**Data to process:**
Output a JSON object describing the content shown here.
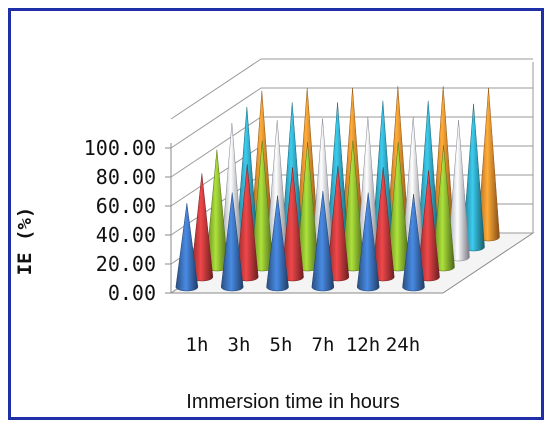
{
  "chart_data": {
    "type": "bar",
    "style": "3d-cone",
    "title": "",
    "xlabel": "Immersion time in hours",
    "ylabel": "IE  (%)",
    "categories": [
      "1h",
      "3h",
      "5h",
      "7h",
      "12h",
      "24h"
    ],
    "ylim": [
      0,
      100
    ],
    "yticks": [
      "0.00",
      "20.00",
      "40.00",
      "60.00",
      "80.00",
      "100.00"
    ],
    "grid": true,
    "legend": "none",
    "series": [
      {
        "color": "#3a6fb7",
        "values": [
          55,
          62,
          60,
          63,
          62,
          61
        ]
      },
      {
        "color": "#c0393b",
        "values": [
          68,
          74,
          72,
          73,
          72,
          70
        ]
      },
      {
        "color": "#8ab52f",
        "values": [
          77,
          83,
          82,
          83,
          82,
          80
        ]
      },
      {
        "color": "#d8dcf0",
        "values": [
          88,
          90,
          91,
          92,
          92,
          90
        ]
      },
      {
        "color": "#2fa3bf",
        "values": [
          92,
          95,
          95,
          96,
          96,
          94
        ]
      },
      {
        "color": "#ee8a2c",
        "values": [
          96,
          98,
          98,
          99,
          99,
          98
        ]
      }
    ]
  }
}
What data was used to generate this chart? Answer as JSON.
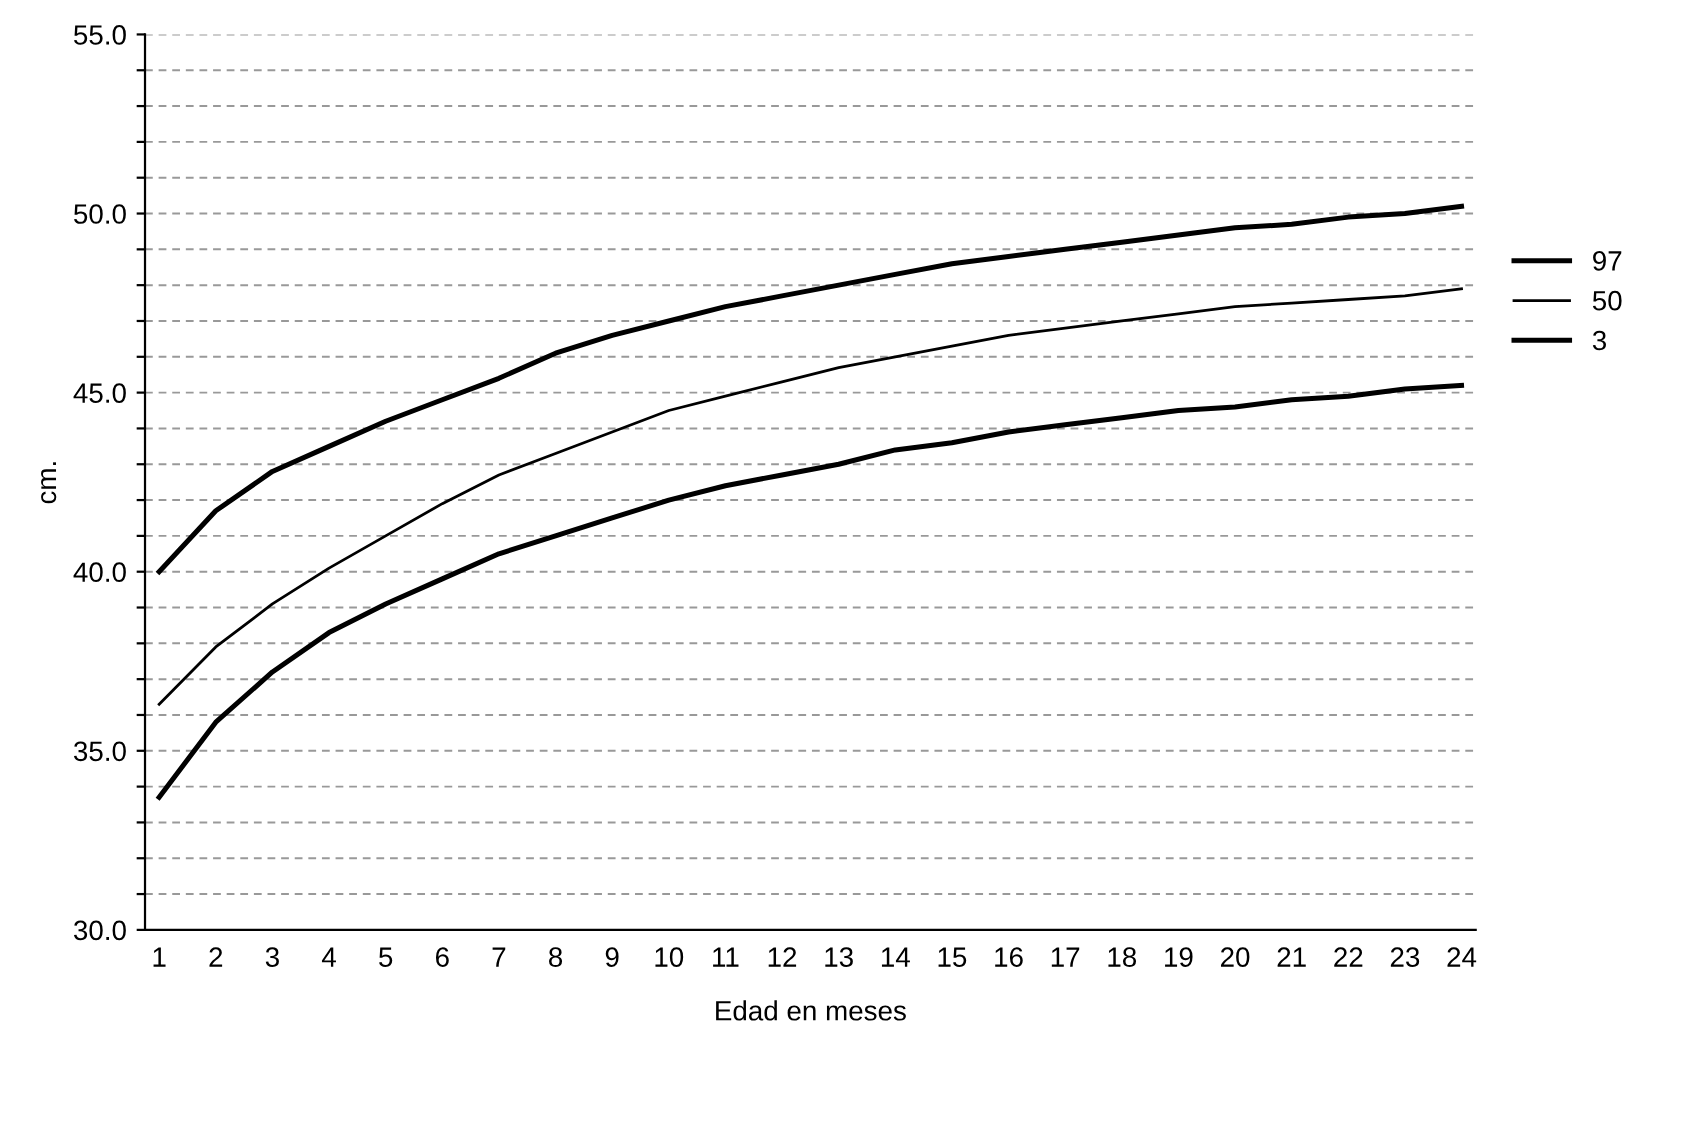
{
  "chart_data": {
    "type": "line",
    "xlabel": "Edad en meses",
    "ylabel": "cm.",
    "categories": [
      "1",
      "2",
      "3",
      "4",
      "5",
      "6",
      "7",
      "8",
      "9",
      "10",
      "11",
      "12",
      "13",
      "14",
      "15",
      "16",
      "17",
      "18",
      "19",
      "20",
      "21",
      "22",
      "23",
      "24"
    ],
    "series": [
      {
        "name": "97",
        "color": "#000000",
        "values": [
          40.0,
          41.7,
          42.8,
          43.5,
          44.2,
          44.8,
          45.4,
          46.1,
          46.6,
          47.0,
          47.4,
          47.7,
          48.0,
          48.3,
          48.6,
          48.8,
          49.0,
          49.2,
          49.4,
          49.6,
          49.7,
          49.9,
          50.0,
          50.2
        ]
      },
      {
        "name": "50",
        "color": "#000000",
        "values": [
          36.3,
          37.9,
          39.1,
          40.1,
          41.0,
          41.9,
          42.7,
          43.3,
          43.9,
          44.5,
          44.9,
          45.3,
          45.7,
          46.0,
          46.3,
          46.6,
          46.8,
          47.0,
          47.2,
          47.4,
          47.5,
          47.6,
          47.7,
          47.9
        ]
      },
      {
        "name": "3",
        "color": "#000000",
        "values": [
          33.7,
          35.8,
          37.2,
          38.3,
          39.1,
          39.8,
          40.5,
          41.0,
          41.5,
          42.0,
          42.4,
          42.7,
          43.0,
          43.4,
          43.6,
          43.9,
          44.1,
          44.3,
          44.5,
          44.6,
          44.8,
          44.9,
          45.1,
          45.2
        ]
      }
    ],
    "ylim": [
      30,
      55
    ],
    "yticks": [
      {
        "value": 30,
        "label": "30.0"
      },
      {
        "value": 31,
        "label": null
      },
      {
        "value": 32,
        "label": null
      },
      {
        "value": 33,
        "label": null
      },
      {
        "value": 34,
        "label": null
      },
      {
        "value": 35,
        "label": "35.0"
      },
      {
        "value": 36,
        "label": null
      },
      {
        "value": 37,
        "label": null
      },
      {
        "value": 38,
        "label": null
      },
      {
        "value": 39,
        "label": null
      },
      {
        "value": 40,
        "label": "40.0"
      },
      {
        "value": 41,
        "label": null
      },
      {
        "value": 42,
        "label": null
      },
      {
        "value": 43,
        "label": null
      },
      {
        "value": 44,
        "label": null
      },
      {
        "value": 45,
        "label": "45.0"
      },
      {
        "value": 46,
        "label": null
      },
      {
        "value": 47,
        "label": null
      },
      {
        "value": 48,
        "label": null
      },
      {
        "value": 49,
        "label": null
      },
      {
        "value": 50,
        "label": "50.0"
      },
      {
        "value": 51,
        "label": null
      },
      {
        "value": 52,
        "label": null
      },
      {
        "value": 53,
        "label": null
      },
      {
        "value": 54,
        "label": null
      },
      {
        "value": 55,
        "label": "55.0"
      }
    ],
    "grid": "y",
    "legend": "right",
    "marker": "none",
    "line_style": "solid"
  }
}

**Task brief:** What is the number of lines in the records that contain the string "color"? Give only that number.

**Completed task:** 9